>> Start EXTRACTED MATERIAL

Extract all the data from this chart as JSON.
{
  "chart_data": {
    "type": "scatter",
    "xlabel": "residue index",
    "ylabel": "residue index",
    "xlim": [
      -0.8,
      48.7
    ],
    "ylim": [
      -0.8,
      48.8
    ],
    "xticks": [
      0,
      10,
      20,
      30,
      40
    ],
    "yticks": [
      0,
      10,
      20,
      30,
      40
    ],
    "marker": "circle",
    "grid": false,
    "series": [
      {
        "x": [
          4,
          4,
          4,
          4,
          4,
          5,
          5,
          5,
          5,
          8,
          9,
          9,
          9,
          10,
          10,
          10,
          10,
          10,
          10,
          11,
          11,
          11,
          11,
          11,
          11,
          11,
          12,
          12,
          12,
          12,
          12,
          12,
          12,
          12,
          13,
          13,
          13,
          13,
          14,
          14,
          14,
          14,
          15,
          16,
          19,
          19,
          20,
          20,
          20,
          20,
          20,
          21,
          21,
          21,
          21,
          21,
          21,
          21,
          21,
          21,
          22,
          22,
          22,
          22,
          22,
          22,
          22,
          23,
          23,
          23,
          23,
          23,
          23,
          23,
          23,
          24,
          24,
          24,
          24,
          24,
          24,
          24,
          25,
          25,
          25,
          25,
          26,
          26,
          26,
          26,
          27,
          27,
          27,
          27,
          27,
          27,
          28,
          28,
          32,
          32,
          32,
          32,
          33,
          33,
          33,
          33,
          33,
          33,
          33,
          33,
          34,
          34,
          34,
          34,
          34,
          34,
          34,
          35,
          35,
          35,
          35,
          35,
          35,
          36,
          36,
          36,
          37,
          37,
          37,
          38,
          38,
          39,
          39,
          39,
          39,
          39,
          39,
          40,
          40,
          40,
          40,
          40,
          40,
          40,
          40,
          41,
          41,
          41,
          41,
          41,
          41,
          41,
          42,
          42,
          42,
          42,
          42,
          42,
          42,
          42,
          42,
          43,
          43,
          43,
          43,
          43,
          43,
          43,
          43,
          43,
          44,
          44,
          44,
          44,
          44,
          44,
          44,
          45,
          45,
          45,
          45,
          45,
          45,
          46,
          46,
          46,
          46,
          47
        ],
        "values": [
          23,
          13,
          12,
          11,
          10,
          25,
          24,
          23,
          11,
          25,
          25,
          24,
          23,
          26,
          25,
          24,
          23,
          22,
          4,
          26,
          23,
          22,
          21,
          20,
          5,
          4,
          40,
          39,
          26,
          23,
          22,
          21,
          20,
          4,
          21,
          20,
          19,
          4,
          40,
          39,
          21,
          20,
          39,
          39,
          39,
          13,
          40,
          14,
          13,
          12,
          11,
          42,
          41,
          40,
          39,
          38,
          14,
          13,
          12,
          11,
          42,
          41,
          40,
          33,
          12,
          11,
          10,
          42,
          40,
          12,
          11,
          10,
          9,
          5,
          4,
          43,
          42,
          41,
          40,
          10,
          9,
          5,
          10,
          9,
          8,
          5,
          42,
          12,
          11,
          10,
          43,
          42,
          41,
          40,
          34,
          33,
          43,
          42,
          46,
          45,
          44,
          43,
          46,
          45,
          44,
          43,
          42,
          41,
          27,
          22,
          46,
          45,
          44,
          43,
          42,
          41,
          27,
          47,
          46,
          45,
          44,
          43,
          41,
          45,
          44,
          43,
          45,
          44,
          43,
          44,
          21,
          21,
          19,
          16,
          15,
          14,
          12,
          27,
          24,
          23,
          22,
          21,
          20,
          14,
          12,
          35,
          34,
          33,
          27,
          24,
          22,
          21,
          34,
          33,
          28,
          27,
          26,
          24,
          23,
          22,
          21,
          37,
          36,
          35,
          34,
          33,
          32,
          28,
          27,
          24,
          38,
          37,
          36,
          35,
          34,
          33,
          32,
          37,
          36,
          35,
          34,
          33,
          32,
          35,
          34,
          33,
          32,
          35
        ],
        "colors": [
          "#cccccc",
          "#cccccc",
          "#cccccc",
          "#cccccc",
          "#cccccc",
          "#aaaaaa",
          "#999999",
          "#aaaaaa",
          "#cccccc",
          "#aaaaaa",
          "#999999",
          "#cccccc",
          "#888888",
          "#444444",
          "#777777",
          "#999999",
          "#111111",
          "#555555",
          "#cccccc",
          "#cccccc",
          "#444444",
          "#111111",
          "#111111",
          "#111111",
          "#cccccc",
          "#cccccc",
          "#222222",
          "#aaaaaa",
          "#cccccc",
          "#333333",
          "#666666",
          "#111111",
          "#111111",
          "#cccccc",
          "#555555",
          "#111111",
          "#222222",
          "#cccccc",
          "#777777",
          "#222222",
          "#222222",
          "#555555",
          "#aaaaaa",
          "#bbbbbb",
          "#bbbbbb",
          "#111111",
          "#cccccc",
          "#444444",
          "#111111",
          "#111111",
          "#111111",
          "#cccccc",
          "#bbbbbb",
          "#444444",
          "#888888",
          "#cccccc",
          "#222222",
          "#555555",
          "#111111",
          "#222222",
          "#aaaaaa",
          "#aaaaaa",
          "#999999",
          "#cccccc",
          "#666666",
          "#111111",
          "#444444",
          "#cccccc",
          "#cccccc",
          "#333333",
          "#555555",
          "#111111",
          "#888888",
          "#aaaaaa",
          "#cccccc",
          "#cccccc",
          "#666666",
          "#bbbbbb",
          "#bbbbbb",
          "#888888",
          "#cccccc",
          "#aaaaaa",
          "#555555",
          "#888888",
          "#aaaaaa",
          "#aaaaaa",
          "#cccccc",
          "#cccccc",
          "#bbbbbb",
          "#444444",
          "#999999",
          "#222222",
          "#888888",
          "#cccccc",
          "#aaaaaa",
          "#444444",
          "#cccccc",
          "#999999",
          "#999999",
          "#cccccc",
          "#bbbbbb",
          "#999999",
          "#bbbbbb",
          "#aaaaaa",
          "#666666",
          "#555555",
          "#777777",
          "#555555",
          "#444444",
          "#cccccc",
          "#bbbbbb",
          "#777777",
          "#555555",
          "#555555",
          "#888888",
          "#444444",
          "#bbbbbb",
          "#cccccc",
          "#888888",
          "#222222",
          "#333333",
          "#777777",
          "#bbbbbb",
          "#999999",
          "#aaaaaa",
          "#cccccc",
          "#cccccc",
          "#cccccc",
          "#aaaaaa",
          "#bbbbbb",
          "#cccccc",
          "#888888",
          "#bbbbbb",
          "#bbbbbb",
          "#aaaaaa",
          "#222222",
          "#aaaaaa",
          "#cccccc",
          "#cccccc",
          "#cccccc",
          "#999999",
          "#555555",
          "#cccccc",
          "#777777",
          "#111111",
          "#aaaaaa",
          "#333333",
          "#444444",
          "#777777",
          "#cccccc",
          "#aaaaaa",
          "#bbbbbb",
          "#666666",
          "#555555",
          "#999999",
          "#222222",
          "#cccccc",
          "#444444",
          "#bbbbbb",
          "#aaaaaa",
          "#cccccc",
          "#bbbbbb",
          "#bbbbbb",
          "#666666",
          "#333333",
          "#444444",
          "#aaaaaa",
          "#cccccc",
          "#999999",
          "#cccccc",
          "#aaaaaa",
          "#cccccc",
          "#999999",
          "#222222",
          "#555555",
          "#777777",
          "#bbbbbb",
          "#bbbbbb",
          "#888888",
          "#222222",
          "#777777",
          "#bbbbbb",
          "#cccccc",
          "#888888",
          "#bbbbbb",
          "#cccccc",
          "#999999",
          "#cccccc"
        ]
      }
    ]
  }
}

>> End EXTRACTED MATERIAL

Exactly as shown, repeat every record.

Extract all the data from this chart as JSON.
{
  "chart_data": {
    "type": "scatter",
    "xlabel": "residue index",
    "ylabel": "residue index",
    "xlim": [
      -0.8,
      48.7
    ],
    "ylim": [
      -0.8,
      48.8
    ],
    "xticks": [
      0,
      10,
      20,
      30,
      40
    ],
    "yticks": [
      0,
      10,
      20,
      30,
      40
    ],
    "marker": "circle",
    "grid": false,
    "series": [
      {
        "x": [
          4,
          4,
          4,
          4,
          4,
          5,
          5,
          5,
          5,
          8,
          9,
          9,
          9,
          10,
          10,
          10,
          10,
          10,
          10,
          11,
          11,
          11,
          11,
          11,
          11,
          11,
          12,
          12,
          12,
          12,
          12,
          12,
          12,
          12,
          13,
          13,
          13,
          13,
          14,
          14,
          14,
          14,
          15,
          16,
          19,
          19,
          20,
          20,
          20,
          20,
          20,
          21,
          21,
          21,
          21,
          21,
          21,
          21,
          21,
          21,
          22,
          22,
          22,
          22,
          22,
          22,
          22,
          23,
          23,
          23,
          23,
          23,
          23,
          23,
          23,
          24,
          24,
          24,
          24,
          24,
          24,
          24,
          25,
          25,
          25,
          25,
          26,
          26,
          26,
          26,
          27,
          27,
          27,
          27,
          27,
          27,
          28,
          28,
          32,
          32,
          32,
          32,
          33,
          33,
          33,
          33,
          33,
          33,
          33,
          33,
          34,
          34,
          34,
          34,
          34,
          34,
          34,
          35,
          35,
          35,
          35,
          35,
          35,
          36,
          36,
          36,
          37,
          37,
          37,
          38,
          38,
          39,
          39,
          39,
          39,
          39,
          39,
          40,
          40,
          40,
          40,
          40,
          40,
          40,
          40,
          41,
          41,
          41,
          41,
          41,
          41,
          41,
          42,
          42,
          42,
          42,
          42,
          42,
          42,
          42,
          42,
          43,
          43,
          43,
          43,
          43,
          43,
          43,
          43,
          43,
          44,
          44,
          44,
          44,
          44,
          44,
          44,
          45,
          45,
          45,
          45,
          45,
          45,
          46,
          46,
          46,
          46,
          47
        ],
        "values": [
          23,
          13,
          12,
          11,
          10,
          25,
          24,
          23,
          11,
          25,
          25,
          24,
          23,
          26,
          25,
          24,
          23,
          22,
          4,
          26,
          23,
          22,
          21,
          20,
          5,
          4,
          40,
          39,
          26,
          23,
          22,
          21,
          20,
          4,
          21,
          20,
          19,
          4,
          40,
          39,
          21,
          20,
          39,
          39,
          39,
          13,
          40,
          14,
          13,
          12,
          11,
          42,
          41,
          40,
          39,
          38,
          14,
          13,
          12,
          11,
          42,
          41,
          40,
          33,
          12,
          11,
          10,
          42,
          40,
          12,
          11,
          10,
          9,
          5,
          4,
          43,
          42,
          41,
          40,
          10,
          9,
          5,
          10,
          9,
          8,
          5,
          42,
          12,
          11,
          10,
          43,
          42,
          41,
          40,
          34,
          33,
          43,
          42,
          46,
          45,
          44,
          43,
          46,
          45,
          44,
          43,
          42,
          41,
          27,
          22,
          46,
          45,
          44,
          43,
          42,
          41,
          27,
          47,
          46,
          45,
          44,
          43,
          41,
          45,
          44,
          43,
          45,
          44,
          43,
          44,
          21,
          21,
          19,
          16,
          15,
          14,
          12,
          27,
          24,
          23,
          22,
          21,
          20,
          14,
          12,
          35,
          34,
          33,
          27,
          24,
          22,
          21,
          34,
          33,
          28,
          27,
          26,
          24,
          23,
          22,
          21,
          37,
          36,
          35,
          34,
          33,
          32,
          28,
          27,
          24,
          38,
          37,
          36,
          35,
          34,
          33,
          32,
          37,
          36,
          35,
          34,
          33,
          32,
          35,
          34,
          33,
          32,
          35
        ],
        "colors": [
          "#cccccc",
          "#cccccc",
          "#cccccc",
          "#cccccc",
          "#cccccc",
          "#aaaaaa",
          "#999999",
          "#aaaaaa",
          "#cccccc",
          "#aaaaaa",
          "#999999",
          "#cccccc",
          "#888888",
          "#444444",
          "#777777",
          "#999999",
          "#111111",
          "#555555",
          "#cccccc",
          "#cccccc",
          "#444444",
          "#111111",
          "#111111",
          "#111111",
          "#cccccc",
          "#cccccc",
          "#222222",
          "#aaaaaa",
          "#cccccc",
          "#333333",
          "#666666",
          "#111111",
          "#111111",
          "#cccccc",
          "#555555",
          "#111111",
          "#222222",
          "#cccccc",
          "#777777",
          "#222222",
          "#222222",
          "#555555",
          "#aaaaaa",
          "#bbbbbb",
          "#bbbbbb",
          "#111111",
          "#cccccc",
          "#444444",
          "#111111",
          "#111111",
          "#111111",
          "#cccccc",
          "#bbbbbb",
          "#444444",
          "#888888",
          "#cccccc",
          "#222222",
          "#555555",
          "#111111",
          "#222222",
          "#aaaaaa",
          "#aaaaaa",
          "#999999",
          "#cccccc",
          "#666666",
          "#111111",
          "#444444",
          "#cccccc",
          "#cccccc",
          "#333333",
          "#555555",
          "#111111",
          "#888888",
          "#aaaaaa",
          "#cccccc",
          "#cccccc",
          "#666666",
          "#bbbbbb",
          "#bbbbbb",
          "#888888",
          "#cccccc",
          "#aaaaaa",
          "#555555",
          "#888888",
          "#aaaaaa",
          "#aaaaaa",
          "#cccccc",
          "#cccccc",
          "#bbbbbb",
          "#444444",
          "#999999",
          "#222222",
          "#888888",
          "#cccccc",
          "#aaaaaa",
          "#444444",
          "#cccccc",
          "#999999",
          "#999999",
          "#cccccc",
          "#bbbbbb",
          "#999999",
          "#bbbbbb",
          "#aaaaaa",
          "#666666",
          "#555555",
          "#777777",
          "#555555",
          "#444444",
          "#cccccc",
          "#bbbbbb",
          "#777777",
          "#555555",
          "#555555",
          "#888888",
          "#444444",
          "#bbbbbb",
          "#cccccc",
          "#888888",
          "#222222",
          "#333333",
          "#777777",
          "#bbbbbb",
          "#999999",
          "#aaaaaa",
          "#cccccc",
          "#cccccc",
          "#cccccc",
          "#aaaaaa",
          "#bbbbbb",
          "#cccccc",
          "#888888",
          "#bbbbbb",
          "#bbbbbb",
          "#aaaaaa",
          "#222222",
          "#aaaaaa",
          "#cccccc",
          "#cccccc",
          "#cccccc",
          "#999999",
          "#555555",
          "#cccccc",
          "#777777",
          "#111111",
          "#aaaaaa",
          "#333333",
          "#444444",
          "#777777",
          "#cccccc",
          "#aaaaaa",
          "#bbbbbb",
          "#666666",
          "#555555",
          "#999999",
          "#222222",
          "#cccccc",
          "#444444",
          "#bbbbbb",
          "#aaaaaa",
          "#cccccc",
          "#bbbbbb",
          "#bbbbbb",
          "#666666",
          "#333333",
          "#444444",
          "#aaaaaa",
          "#cccccc",
          "#999999",
          "#cccccc",
          "#aaaaaa",
          "#cccccc",
          "#999999",
          "#222222",
          "#555555",
          "#777777",
          "#bbbbbb",
          "#bbbbbb",
          "#888888",
          "#222222",
          "#777777",
          "#bbbbbb",
          "#cccccc",
          "#888888",
          "#bbbbbb",
          "#cccccc",
          "#999999",
          "#cccccc"
        ]
      }
    ]
  }
}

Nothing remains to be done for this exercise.